Problem requirements: Go through the records below line by line. Count the lines with "השירות" and give the count alone.
^^^^
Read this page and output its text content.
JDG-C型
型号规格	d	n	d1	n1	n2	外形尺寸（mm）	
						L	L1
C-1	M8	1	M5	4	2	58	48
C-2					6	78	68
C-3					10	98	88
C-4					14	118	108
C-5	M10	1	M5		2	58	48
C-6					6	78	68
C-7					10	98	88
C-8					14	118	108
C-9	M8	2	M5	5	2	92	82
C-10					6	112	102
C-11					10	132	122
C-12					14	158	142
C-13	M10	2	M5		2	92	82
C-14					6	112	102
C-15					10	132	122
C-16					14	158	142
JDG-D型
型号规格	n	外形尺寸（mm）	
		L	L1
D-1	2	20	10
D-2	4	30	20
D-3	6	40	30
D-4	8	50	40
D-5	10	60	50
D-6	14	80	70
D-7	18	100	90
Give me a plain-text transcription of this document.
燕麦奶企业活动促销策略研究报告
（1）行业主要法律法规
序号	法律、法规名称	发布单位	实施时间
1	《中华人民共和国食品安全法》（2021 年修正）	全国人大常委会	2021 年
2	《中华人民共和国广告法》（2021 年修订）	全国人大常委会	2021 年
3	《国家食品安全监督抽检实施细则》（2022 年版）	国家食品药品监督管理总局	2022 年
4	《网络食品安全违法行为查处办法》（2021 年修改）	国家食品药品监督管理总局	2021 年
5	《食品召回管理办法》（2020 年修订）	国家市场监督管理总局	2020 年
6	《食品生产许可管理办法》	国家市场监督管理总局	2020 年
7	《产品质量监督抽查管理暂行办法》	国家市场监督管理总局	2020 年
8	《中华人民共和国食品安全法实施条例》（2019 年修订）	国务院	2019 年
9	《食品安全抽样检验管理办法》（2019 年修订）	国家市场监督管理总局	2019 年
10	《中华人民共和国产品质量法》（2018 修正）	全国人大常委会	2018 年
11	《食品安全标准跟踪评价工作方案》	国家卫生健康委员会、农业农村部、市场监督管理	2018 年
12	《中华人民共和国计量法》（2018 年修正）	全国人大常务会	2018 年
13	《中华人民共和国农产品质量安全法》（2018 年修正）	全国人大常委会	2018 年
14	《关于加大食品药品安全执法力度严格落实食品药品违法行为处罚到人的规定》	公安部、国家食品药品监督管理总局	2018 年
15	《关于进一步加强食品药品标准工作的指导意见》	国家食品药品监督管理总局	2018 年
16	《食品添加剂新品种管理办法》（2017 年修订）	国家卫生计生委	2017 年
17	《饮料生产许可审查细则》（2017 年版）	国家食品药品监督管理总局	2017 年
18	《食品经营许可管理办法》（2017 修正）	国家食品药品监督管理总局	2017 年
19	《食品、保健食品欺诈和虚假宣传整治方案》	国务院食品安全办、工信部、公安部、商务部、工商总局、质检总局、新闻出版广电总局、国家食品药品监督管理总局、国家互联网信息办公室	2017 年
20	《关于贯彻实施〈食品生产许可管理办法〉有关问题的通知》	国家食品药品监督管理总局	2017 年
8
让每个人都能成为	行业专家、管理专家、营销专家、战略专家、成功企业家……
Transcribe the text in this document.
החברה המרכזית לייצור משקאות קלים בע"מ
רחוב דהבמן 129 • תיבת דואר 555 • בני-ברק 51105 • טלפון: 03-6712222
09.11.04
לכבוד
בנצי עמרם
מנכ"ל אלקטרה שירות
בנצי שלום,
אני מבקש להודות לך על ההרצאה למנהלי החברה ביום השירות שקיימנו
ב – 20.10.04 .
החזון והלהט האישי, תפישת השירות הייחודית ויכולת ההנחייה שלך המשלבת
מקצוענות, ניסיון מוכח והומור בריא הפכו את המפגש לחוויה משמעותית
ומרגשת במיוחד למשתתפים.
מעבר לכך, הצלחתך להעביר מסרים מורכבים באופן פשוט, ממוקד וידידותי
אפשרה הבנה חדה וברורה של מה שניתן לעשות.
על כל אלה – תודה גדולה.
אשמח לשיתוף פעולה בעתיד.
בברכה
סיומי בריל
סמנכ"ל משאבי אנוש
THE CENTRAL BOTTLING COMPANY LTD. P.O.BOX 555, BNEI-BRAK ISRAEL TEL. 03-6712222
^^^^
Complete response: 2